(Data entries)
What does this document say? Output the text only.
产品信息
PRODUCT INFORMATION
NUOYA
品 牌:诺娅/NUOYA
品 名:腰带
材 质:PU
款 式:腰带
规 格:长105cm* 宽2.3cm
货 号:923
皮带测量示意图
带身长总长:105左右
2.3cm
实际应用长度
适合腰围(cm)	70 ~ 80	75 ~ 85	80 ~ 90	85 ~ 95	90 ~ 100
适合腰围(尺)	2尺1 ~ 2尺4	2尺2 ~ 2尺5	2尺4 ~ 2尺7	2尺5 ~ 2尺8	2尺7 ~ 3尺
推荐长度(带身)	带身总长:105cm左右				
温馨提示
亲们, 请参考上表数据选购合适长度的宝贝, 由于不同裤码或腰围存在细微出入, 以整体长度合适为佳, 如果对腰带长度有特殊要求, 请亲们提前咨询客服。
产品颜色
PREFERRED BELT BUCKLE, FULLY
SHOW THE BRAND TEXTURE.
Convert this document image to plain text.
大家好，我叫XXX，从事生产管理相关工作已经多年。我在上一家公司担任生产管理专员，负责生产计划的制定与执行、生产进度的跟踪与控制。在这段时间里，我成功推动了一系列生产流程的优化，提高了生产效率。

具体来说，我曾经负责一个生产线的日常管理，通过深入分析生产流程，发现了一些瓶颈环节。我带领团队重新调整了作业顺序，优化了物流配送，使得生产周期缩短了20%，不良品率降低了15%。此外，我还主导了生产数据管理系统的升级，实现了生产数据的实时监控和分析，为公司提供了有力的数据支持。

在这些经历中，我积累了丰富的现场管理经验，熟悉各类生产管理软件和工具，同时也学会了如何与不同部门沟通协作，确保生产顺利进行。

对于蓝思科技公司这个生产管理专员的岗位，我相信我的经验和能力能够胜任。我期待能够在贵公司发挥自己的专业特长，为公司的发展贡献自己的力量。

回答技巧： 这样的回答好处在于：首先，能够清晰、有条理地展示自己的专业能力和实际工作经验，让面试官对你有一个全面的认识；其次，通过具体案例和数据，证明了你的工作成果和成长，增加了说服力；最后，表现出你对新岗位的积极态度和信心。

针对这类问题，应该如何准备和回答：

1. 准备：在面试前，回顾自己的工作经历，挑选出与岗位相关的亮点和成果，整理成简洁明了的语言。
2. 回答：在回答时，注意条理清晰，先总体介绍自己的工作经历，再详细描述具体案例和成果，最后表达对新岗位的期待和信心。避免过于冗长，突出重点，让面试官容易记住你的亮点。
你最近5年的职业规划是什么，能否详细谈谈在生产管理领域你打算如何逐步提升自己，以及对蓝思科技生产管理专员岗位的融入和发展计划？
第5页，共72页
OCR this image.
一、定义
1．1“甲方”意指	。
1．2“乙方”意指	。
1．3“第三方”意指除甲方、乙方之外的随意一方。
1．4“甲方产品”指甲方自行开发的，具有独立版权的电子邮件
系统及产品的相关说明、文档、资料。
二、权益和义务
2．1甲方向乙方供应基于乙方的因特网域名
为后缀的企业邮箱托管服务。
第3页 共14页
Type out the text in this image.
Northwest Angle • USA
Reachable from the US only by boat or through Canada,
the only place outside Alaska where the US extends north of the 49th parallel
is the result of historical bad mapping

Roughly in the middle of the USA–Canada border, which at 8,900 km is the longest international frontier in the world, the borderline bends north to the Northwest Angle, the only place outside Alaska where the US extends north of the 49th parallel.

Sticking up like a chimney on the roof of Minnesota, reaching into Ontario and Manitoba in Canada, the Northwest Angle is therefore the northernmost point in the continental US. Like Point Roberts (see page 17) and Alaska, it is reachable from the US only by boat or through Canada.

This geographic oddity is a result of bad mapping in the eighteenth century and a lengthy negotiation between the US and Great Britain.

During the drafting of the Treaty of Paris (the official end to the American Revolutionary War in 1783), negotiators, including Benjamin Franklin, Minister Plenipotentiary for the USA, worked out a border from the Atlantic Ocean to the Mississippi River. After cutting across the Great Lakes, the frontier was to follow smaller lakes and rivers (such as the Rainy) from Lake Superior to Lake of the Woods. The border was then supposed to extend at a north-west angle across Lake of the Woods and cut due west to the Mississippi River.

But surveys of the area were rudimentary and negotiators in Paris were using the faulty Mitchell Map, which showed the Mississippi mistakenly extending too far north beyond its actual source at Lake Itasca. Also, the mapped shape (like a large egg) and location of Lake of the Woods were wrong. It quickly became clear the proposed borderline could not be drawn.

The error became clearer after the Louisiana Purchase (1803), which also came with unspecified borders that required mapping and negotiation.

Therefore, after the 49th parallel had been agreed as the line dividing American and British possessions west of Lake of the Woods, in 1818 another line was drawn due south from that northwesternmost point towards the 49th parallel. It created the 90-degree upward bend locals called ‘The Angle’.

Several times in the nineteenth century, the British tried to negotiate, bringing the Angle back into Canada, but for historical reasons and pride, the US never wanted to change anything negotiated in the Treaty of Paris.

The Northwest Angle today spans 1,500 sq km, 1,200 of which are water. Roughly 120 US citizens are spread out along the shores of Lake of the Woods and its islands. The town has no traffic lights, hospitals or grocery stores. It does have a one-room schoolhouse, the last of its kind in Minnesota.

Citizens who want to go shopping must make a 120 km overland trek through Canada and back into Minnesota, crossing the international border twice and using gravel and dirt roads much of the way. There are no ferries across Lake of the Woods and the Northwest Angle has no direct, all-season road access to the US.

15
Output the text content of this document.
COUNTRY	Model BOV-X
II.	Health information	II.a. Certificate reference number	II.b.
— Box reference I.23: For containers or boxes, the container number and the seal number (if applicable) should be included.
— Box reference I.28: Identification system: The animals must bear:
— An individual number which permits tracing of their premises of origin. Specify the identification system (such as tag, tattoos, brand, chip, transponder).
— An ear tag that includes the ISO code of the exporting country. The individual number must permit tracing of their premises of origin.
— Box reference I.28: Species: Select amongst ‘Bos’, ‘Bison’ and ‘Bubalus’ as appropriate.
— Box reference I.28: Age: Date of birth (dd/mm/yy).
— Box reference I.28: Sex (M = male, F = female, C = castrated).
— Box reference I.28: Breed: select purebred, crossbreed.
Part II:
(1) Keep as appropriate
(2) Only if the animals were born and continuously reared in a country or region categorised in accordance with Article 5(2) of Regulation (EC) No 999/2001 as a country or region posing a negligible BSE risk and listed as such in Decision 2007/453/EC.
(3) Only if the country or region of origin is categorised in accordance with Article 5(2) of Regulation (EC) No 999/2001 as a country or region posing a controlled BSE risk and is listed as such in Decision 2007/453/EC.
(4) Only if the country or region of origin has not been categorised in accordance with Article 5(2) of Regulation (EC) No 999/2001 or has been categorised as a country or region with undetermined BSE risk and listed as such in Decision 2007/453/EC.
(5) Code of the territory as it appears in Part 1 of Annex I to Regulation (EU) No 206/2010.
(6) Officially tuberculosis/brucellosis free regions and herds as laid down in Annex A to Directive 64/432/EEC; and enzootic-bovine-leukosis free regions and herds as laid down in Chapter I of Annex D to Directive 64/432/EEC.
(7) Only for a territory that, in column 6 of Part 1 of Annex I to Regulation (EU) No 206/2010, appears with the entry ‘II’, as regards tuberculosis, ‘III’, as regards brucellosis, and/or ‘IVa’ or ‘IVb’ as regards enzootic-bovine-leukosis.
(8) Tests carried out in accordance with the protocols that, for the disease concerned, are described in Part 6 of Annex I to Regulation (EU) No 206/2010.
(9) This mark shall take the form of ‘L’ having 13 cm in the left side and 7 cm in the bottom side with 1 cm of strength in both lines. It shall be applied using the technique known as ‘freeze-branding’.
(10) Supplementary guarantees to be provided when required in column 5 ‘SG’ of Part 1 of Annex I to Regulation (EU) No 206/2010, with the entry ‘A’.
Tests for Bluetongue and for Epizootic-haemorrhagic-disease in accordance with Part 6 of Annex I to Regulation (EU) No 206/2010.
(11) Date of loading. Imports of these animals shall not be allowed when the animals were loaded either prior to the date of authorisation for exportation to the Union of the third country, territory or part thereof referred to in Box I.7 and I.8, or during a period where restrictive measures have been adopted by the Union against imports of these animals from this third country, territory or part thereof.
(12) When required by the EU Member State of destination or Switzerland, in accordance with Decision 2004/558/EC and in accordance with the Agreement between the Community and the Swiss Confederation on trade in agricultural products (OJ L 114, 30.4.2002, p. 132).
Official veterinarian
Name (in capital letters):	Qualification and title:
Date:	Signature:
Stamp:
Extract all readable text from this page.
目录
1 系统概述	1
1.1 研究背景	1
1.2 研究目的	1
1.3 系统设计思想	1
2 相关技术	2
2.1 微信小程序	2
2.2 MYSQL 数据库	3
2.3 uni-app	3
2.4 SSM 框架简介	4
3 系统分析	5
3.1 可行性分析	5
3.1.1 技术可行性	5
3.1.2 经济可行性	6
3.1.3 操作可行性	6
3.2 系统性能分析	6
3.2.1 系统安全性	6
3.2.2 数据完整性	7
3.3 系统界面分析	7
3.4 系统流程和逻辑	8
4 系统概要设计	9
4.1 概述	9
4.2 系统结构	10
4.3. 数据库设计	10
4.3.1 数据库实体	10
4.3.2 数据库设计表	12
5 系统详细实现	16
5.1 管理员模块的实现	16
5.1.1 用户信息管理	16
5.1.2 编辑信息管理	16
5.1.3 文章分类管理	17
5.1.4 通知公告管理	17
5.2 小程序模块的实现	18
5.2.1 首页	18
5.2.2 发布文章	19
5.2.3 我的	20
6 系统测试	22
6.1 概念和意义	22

- **Task**: Which lines hold the word "international"? Return all of them from the records above.

- **Output of the task**:
Roughly in the middle of the USA–Canada border, which at 8,900 km is the longest international frontier in the world, the borderline bends north to the Northwest Angle, the only place outside Alaska where the US extends north of the 49th parallel.
Citizens who want to go shopping must make a 120 km overland trek through Canada and back into Minnesota, crossing the international border twice and using gravel and dirt roads much of the way. There are no ferries across Lake of the Woods and the Northwest Angle has no direct, all-season road access to the US.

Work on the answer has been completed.